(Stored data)

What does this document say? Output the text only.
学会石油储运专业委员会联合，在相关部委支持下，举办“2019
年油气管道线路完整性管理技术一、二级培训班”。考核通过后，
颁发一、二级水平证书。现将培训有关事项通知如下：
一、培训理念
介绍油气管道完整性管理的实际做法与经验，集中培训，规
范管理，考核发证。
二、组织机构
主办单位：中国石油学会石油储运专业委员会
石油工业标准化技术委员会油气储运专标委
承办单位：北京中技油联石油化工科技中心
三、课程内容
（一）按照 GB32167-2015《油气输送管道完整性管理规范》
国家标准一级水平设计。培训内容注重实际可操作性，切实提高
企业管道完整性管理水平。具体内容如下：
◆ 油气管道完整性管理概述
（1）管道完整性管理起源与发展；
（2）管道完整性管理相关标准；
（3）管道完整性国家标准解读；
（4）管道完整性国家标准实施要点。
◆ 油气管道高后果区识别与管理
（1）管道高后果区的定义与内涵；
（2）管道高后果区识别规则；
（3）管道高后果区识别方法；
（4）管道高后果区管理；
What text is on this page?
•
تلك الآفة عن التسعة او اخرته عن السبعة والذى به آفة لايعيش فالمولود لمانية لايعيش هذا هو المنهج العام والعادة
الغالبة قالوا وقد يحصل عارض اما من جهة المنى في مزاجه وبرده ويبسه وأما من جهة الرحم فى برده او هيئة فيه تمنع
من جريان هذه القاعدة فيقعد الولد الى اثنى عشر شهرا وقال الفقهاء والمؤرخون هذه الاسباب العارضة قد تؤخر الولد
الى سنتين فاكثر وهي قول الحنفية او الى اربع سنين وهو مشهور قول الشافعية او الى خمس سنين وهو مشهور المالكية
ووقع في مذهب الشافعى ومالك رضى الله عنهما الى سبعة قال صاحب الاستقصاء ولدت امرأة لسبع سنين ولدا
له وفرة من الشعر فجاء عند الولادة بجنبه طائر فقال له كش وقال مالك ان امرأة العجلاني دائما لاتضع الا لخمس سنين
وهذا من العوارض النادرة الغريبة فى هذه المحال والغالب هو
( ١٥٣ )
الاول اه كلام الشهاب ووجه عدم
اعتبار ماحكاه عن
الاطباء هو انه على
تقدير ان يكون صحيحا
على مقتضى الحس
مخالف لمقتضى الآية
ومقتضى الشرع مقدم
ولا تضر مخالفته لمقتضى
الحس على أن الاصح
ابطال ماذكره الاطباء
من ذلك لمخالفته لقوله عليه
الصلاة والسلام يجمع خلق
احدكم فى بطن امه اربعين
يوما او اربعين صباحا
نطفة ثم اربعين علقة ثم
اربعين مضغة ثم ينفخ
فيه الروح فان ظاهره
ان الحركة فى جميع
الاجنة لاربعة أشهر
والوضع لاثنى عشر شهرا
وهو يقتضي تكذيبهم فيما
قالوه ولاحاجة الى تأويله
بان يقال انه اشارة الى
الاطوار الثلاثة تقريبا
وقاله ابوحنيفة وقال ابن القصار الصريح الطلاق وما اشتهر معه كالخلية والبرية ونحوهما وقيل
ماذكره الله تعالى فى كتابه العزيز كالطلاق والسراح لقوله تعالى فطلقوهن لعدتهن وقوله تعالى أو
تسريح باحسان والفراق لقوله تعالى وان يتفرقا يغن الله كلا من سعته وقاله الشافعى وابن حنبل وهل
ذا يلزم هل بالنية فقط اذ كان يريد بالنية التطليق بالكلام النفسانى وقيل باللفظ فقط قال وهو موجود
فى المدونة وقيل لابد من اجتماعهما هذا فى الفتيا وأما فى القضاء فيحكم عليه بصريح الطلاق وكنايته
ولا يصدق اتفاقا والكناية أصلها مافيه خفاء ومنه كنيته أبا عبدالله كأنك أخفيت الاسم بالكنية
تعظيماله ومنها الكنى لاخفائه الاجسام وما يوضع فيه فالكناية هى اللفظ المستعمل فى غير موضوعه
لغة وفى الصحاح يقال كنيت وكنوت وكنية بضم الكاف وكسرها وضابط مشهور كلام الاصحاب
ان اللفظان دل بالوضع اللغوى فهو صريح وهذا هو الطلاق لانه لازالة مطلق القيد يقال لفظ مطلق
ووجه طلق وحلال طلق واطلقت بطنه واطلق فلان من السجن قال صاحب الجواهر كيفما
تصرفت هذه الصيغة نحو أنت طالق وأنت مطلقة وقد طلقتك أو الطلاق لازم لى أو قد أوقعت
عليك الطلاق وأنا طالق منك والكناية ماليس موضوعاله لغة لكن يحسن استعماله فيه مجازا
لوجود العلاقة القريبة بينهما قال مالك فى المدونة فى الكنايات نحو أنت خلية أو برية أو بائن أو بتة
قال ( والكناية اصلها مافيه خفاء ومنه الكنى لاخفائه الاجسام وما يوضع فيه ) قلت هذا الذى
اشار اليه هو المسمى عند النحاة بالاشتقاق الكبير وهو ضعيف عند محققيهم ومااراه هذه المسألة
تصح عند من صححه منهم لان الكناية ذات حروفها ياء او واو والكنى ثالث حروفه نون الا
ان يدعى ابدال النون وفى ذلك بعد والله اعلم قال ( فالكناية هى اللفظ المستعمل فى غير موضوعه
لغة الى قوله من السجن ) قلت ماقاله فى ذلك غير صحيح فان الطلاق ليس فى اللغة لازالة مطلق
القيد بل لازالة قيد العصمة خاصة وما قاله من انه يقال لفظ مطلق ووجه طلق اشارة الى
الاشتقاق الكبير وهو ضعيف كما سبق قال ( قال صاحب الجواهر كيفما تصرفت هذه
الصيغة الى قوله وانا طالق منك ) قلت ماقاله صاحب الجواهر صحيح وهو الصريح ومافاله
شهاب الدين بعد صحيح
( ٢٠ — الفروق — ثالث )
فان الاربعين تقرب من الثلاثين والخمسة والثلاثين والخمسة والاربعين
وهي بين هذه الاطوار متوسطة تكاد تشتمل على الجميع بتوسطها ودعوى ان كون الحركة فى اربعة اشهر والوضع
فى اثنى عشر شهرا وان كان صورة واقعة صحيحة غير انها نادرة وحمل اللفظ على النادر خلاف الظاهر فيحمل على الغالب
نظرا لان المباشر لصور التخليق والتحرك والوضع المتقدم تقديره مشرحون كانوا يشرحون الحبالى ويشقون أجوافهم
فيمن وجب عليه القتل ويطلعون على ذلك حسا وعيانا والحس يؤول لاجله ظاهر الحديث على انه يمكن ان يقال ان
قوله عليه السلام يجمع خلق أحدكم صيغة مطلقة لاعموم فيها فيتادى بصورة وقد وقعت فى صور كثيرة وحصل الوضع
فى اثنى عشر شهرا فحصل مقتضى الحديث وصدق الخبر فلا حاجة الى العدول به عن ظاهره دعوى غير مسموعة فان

Task requirements →
Retype the entries one by one, exactly.

Task result →
What does this document say? Output the text only.
学会石油储运专业委员会联合，在相关部委支持下，举办“2019
年油气管道线路完整性管理技术一、二级培训班”。考核通过后，
颁发一、二级水平证书。现将培训有关事项通知如下：
一、培训理念
介绍油气管道完整性管理的实际做法与经验，集中培训，规
范管理，考核发证。
二、组织机构
主办单位：中国石油学会石油储运专业委员会
石油工业标准化技术委员会油气储运专标委
承办单位：北京中技油联石油化工科技中心
三、课程内容
（一）按照 GB32167-2015《油气输送管道完整性管理规范》
国家标准一级水平设计。培训内容注重实际可操作性，切实提高
企业管道完整性管理水平。具体内容如下：
◆ 油气管道完整性管理概述
（1）管道完整性管理起源与发展；
（2）管道完整性管理相关标准；
（3）管道完整性国家标准解读；
（4）管道完整性国家标准实施要点。
◆ 油气管道高后果区识别与管理
（1）管道高后果区的定义与内涵；
（2）管道高后果区识别规则；
（3）管道高后果区识别方法；
（4）管道高后果区管理；
What text is on this page?
•
تلك الآفة عن التسعة او اخرته عن السبعة والذى به آفة لايعيش فالمولود لمانية لايعيش هذا هو المنهج العام والعادة
الغالبة قالوا وقد يحصل عارض اما من جهة المنى في مزاجه وبرده ويبسه وأما من جهة الرحم فى برده او هيئة فيه تمنع
من جريان هذه القاعدة فيقعد الولد الى اثنى عشر شهرا وقال الفقهاء والمؤرخون هذه الاسباب العارضة قد تؤخر الولد
الى سنتين فاكثر وهي قول الحنفية او الى اربع سنين وهو مشهور قول الشافعية او الى خمس سنين وهو مشهور المالكية
ووقع في مذهب الشافعى ومالك رضى الله عنهما الى سبعة قال صاحب الاستقصاء ولدت امرأة لسبع سنين ولدا
له وفرة من الشعر فجاء عند الولادة بجنبه طائر فقال له كش وقال مالك ان امرأة العجلاني دائما لاتضع الا لخمس سنين
وهذا من العوارض النادرة الغريبة فى هذه المحال والغالب هو
( ١٥٣ )
الاول اه كلام الشهاب ووجه عدم
اعتبار ماحكاه عن
الاطباء هو انه على
تقدير ان يكون صحيحا
على مقتضى الحس
مخالف لمقتضى الآية
ومقتضى الشرع مقدم
ولا تضر مخالفته لمقتضى
الحس على أن الاصح
ابطال ماذكره الاطباء
من ذلك لمخالفته لقوله عليه
الصلاة والسلام يجمع خلق
احدكم فى بطن امه اربعين
يوما او اربعين صباحا
نطفة ثم اربعين علقة ثم
اربعين مضغة ثم ينفخ
فيه الروح فان ظاهره
ان الحركة فى جميع
الاجنة لاربعة أشهر
والوضع لاثنى عشر شهرا
وهو يقتضي تكذيبهم فيما
قالوه ولاحاجة الى تأويله
بان يقال انه اشارة الى
الاطوار الثلاثة تقريبا
وقاله ابوحنيفة وقال ابن القصار الصريح الطلاق وما اشتهر معه كالخلية والبرية ونحوهما وقيل
ماذكره الله تعالى فى كتابه العزيز كالطلاق والسراح لقوله تعالى فطلقوهن لعدتهن وقوله تعالى أو
تسريح باحسان والفراق لقوله تعالى وان يتفرقا يغن الله كلا من سعته وقاله الشافعى وابن حنبل وهل
ذا يلزم هل بالنية فقط اذ كان يريد بالنية التطليق بالكلام النفسانى وقيل باللفظ فقط قال وهو موجود
فى المدونة وقيل لابد من اجتماعهما هذا فى الفتيا وأما فى القضاء فيحكم عليه بصريح الطلاق وكنايته
ولا يصدق اتفاقا والكناية أصلها مافيه خفاء ومنه كنيته أبا عبدالله كأنك أخفيت الاسم بالكنية
تعظيماله ومنها الكنى لاخفائه الاجسام وما يوضع فيه فالكناية هى اللفظ المستعمل فى غير موضوعه
لغة وفى الصحاح يقال كنيت وكنوت وكنية بضم الكاف وكسرها وضابط مشهور كلام الاصحاب
ان اللفظان دل بالوضع اللغوى فهو صريح وهذا هو الطلاق لانه لازالة مطلق القيد يقال لفظ مطلق
ووجه طلق وحلال طلق واطلقت بطنه واطلق فلان من السجن قال صاحب الجواهر كيفما
تصرفت هذه الصيغة نحو أنت طالق وأنت مطلقة وقد طلقتك أو الطلاق لازم لى أو قد أوقعت
عليك الطلاق وأنا طالق منك والكناية ماليس موضوعاله لغة لكن يحسن استعماله فيه مجازا
لوجود العلاقة القريبة بينهما قال مالك فى المدونة فى الكنايات نحو أنت خلية أو برية أو بائن أو بتة
قال ( والكناية اصلها مافيه خفاء ومنه الكنى لاخفائه الاجسام وما يوضع فيه ) قلت هذا الذى
اشار اليه هو المسمى عند النحاة بالاشتقاق الكبير وهو ضعيف عند محققيهم ومااراه هذه المسألة
تصح عند من صححه منهم لان الكناية ذات حروفها ياء او واو والكنى ثالث حروفه نون الا
ان يدعى ابدال النون وفى ذلك بعد والله اعلم قال ( فالكناية هى اللفظ المستعمل فى غير موضوعه
لغة الى قوله من السجن ) قلت ماقاله فى ذلك غير صحيح فان الطلاق ليس فى اللغة لازالة مطلق
القيد بل لازالة قيد العصمة خاصة وما قاله من انه يقال لفظ مطلق ووجه طلق اشارة الى
الاشتقاق الكبير وهو ضعيف كما سبق قال ( قال صاحب الجواهر كيفما تصرفت هذه
الصيغة الى قوله وانا طالق منك ) قلت ماقاله صاحب الجواهر صحيح وهو الصريح ومافاله
شهاب الدين بعد صحيح
( ٢٠ — الفروق — ثالث )
فان الاربعين تقرب من الثلاثين والخمسة والثلاثين والخمسة والاربعين
وهي بين هذه الاطوار متوسطة تكاد تشتمل على الجميع بتوسطها ودعوى ان كون الحركة فى اربعة اشهر والوضع
فى اثنى عشر شهرا وان كان صورة واقعة صحيحة غير انها نادرة وحمل اللفظ على النادر خلاف الظاهر فيحمل على الغالب
نظرا لان المباشر لصور التخليق والتحرك والوضع المتقدم تقديره مشرحون كانوا يشرحون الحبالى ويشقون أجوافهم
فيمن وجب عليه القتل ويطلعون على ذلك حسا وعيانا والحس يؤول لاجله ظاهر الحديث على انه يمكن ان يقال ان
قوله عليه السلام يجمع خلق أحدكم صيغة مطلقة لاعموم فيها فيتادى بصورة وقد وقعت فى صور كثيرة وحصل الوضع
فى اثنى عشر شهرا فحصل مقتضى الحديث وصدق الخبر فلا حاجة الى العدول به عن ظاهره دعوى غير مسموعة فان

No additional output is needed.